### STATED PROBLEM
Check each line of the records below and collect those that include the word "Benign".

:: DATA EXTRACT

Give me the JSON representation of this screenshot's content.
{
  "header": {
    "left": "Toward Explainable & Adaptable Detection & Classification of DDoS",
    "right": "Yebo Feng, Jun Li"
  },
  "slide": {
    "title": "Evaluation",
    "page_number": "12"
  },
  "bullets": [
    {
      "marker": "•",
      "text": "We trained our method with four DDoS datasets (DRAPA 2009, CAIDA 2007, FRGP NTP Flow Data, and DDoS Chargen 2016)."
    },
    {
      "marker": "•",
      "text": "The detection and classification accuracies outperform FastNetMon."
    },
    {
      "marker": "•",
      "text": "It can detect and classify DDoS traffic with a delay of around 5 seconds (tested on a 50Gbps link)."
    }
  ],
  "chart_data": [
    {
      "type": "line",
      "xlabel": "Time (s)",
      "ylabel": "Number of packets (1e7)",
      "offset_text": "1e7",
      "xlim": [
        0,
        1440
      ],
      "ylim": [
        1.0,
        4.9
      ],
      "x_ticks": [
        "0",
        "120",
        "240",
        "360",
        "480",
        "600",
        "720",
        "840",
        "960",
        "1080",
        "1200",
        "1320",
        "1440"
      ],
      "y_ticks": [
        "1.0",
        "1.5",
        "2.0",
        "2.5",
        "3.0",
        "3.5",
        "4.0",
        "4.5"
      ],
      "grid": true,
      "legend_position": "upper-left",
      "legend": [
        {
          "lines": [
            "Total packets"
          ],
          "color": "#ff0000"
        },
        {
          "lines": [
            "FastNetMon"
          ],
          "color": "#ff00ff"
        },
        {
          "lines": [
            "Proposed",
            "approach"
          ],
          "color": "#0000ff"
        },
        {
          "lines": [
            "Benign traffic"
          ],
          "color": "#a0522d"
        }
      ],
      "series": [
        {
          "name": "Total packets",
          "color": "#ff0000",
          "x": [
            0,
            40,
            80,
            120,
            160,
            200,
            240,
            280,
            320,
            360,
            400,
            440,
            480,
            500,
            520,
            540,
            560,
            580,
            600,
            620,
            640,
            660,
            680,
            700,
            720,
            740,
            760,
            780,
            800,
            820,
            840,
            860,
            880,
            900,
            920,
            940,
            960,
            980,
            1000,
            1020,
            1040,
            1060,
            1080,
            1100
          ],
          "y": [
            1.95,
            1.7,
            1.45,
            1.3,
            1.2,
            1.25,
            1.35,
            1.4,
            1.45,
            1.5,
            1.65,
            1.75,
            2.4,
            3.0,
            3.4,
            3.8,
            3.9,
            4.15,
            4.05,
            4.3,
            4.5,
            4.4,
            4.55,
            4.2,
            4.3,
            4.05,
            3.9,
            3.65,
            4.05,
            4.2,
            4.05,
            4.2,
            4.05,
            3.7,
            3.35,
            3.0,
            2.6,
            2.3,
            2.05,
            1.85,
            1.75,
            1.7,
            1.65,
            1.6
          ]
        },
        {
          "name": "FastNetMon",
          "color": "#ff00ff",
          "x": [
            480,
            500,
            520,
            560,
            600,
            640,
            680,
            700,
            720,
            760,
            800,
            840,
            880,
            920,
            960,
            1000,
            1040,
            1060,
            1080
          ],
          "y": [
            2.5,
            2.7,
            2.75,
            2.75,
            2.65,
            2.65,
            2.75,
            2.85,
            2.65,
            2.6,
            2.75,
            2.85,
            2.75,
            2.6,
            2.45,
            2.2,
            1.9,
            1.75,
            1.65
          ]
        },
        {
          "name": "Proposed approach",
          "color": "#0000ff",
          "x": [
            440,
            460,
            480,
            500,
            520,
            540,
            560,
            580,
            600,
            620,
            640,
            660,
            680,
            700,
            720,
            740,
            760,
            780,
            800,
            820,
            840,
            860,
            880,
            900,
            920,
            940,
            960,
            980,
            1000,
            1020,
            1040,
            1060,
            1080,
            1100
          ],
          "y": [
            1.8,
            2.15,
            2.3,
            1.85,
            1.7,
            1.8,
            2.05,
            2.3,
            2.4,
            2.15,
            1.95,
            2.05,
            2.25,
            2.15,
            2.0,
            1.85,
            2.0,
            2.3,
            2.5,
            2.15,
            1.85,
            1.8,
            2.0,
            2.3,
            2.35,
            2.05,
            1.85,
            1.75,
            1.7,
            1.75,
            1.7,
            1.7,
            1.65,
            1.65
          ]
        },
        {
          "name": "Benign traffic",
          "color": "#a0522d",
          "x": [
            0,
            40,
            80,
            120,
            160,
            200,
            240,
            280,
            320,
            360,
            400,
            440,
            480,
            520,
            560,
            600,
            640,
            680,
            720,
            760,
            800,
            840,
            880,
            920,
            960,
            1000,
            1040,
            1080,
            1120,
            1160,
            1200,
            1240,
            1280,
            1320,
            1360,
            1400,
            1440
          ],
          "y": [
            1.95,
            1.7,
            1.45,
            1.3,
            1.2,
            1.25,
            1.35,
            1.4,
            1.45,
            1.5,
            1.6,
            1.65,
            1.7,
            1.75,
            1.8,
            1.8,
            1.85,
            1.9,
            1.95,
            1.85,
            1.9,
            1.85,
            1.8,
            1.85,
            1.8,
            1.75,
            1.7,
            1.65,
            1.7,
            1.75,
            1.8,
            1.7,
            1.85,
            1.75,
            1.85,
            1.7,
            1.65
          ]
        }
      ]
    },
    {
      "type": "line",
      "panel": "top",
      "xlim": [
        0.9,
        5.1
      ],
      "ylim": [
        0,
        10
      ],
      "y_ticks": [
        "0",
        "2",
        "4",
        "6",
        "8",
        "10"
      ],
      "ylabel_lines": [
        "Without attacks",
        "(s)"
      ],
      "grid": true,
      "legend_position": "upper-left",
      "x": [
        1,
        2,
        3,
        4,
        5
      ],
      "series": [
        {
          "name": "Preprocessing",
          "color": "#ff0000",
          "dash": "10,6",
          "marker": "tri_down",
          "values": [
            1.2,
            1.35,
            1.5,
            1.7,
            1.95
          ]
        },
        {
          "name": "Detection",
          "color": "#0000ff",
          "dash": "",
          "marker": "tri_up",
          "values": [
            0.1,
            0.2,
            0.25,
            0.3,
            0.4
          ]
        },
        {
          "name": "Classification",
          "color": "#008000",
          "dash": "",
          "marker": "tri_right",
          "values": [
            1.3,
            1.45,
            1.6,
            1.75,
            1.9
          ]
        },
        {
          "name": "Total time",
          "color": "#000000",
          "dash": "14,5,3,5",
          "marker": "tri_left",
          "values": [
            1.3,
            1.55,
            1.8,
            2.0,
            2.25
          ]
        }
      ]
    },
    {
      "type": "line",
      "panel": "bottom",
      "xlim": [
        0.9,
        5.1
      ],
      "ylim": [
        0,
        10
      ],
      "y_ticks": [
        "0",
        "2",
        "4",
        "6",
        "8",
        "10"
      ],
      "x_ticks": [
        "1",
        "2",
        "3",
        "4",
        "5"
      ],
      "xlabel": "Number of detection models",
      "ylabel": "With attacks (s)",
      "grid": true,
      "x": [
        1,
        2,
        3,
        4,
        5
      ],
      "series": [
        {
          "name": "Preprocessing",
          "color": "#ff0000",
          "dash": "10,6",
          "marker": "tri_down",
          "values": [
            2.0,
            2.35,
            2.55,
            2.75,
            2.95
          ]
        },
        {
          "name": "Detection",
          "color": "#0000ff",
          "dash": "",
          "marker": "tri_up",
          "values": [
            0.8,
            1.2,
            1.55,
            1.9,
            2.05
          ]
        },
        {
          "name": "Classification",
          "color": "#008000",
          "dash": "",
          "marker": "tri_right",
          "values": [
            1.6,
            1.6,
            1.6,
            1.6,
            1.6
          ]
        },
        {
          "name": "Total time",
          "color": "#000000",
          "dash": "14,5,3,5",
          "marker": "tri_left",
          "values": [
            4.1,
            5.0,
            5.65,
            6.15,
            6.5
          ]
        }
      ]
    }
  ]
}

::::

### SOLUTION BELOW
            "Benign traffic"
          "name": "Benign traffic",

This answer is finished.